#### PROVIDED MATERIAL ####

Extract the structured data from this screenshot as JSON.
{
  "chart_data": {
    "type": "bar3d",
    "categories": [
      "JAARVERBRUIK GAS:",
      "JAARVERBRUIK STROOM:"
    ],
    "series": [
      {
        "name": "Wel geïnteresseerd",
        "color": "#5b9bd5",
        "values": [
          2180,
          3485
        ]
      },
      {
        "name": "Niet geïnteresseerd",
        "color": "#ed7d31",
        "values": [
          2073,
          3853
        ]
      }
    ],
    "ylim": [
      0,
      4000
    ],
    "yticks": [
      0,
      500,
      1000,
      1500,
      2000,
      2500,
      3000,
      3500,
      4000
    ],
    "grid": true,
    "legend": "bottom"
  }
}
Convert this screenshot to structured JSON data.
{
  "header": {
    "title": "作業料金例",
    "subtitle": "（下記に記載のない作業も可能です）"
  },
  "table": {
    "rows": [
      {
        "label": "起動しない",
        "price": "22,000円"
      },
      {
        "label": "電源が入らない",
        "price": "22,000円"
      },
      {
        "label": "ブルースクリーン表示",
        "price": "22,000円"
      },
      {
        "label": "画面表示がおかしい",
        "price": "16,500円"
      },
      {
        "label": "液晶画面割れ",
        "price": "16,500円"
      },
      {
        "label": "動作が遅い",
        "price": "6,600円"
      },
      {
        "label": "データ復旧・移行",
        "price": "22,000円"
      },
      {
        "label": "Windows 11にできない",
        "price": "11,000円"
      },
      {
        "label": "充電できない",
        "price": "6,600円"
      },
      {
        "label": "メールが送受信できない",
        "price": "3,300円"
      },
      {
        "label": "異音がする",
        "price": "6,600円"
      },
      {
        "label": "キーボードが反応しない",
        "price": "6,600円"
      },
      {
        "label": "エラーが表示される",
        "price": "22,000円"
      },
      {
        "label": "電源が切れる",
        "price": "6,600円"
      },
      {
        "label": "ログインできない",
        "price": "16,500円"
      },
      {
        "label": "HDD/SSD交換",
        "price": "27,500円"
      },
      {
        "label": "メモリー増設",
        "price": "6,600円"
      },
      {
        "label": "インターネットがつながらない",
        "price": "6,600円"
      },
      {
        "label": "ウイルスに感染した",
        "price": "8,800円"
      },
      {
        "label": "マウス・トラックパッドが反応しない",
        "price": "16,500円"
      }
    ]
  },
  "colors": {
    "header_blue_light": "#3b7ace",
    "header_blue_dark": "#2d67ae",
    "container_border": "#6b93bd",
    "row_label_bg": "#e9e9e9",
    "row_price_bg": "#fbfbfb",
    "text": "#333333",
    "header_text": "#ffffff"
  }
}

####

Repeat the entries above exactly, leaving nothing out.

Extract the structured data from this screenshot as JSON.
{
  "chart_data": {
    "type": "bar3d",
    "categories": [
      "JAARVERBRUIK GAS:",
      "JAARVERBRUIK STROOM:"
    ],
    "series": [
      {
        "name": "Wel geïnteresseerd",
        "color": "#5b9bd5",
        "values": [
          2180,
          3485
        ]
      },
      {
        "name": "Niet geïnteresseerd",
        "color": "#ed7d31",
        "values": [
          2073,
          3853
        ]
      }
    ],
    "ylim": [
      0,
      4000
    ],
    "yticks": [
      0,
      500,
      1000,
      1500,
      2000,
      2500,
      3000,
      3500,
      4000
    ],
    "grid": true,
    "legend": "bottom"
  }
}
Convert this screenshot to structured JSON data.
{
  "header": {
    "title": "作業料金例",
    "subtitle": "（下記に記載のない作業も可能です）"
  },
  "table": {
    "rows": [
      {
        "label": "起動しない",
        "price": "22,000円"
      },
      {
        "label": "電源が入らない",
        "price": "22,000円"
      },
      {
        "label": "ブルースクリーン表示",
        "price": "22,000円"
      },
      {
        "label": "画面表示がおかしい",
        "price": "16,500円"
      },
      {
        "label": "液晶画面割れ",
        "price": "16,500円"
      },
      {
        "label": "動作が遅い",
        "price": "6,600円"
      },
      {
        "label": "データ復旧・移行",
        "price": "22,000円"
      },
      {
        "label": "Windows 11にできない",
        "price": "11,000円"
      },
      {
        "label": "充電できない",
        "price": "6,600円"
      },
      {
        "label": "メールが送受信できない",
        "price": "3,300円"
      },
      {
        "label": "異音がする",
        "price": "6,600円"
      },
      {
        "label": "キーボードが反応しない",
        "price": "6,600円"
      },
      {
        "label": "エラーが表示される",
        "price": "22,000円"
      },
      {
        "label": "電源が切れる",
        "price": "6,600円"
      },
      {
        "label": "ログインできない",
        "price": "16,500円"
      },
      {
        "label": "HDD/SSD交換",
        "price": "27,500円"
      },
      {
        "label": "メモリー増設",
        "price": "6,600円"
      },
      {
        "label": "インターネットがつながらない",
        "price": "6,600円"
      },
      {
        "label": "ウイルスに感染した",
        "price": "8,800円"
      },
      {
        "label": "マウス・トラックパッドが反応しない",
        "price": "16,500円"
      }
    ]
  },
  "colors": {
    "header_blue_light": "#3b7ace",
    "header_blue_dark": "#2d67ae",
    "container_border": "#6b93bd",
    "row_label_bg": "#e9e9e9",
    "row_price_bg": "#fbfbfb",
    "text": "#333333",
    "header_text": "#ffffff"
  }
}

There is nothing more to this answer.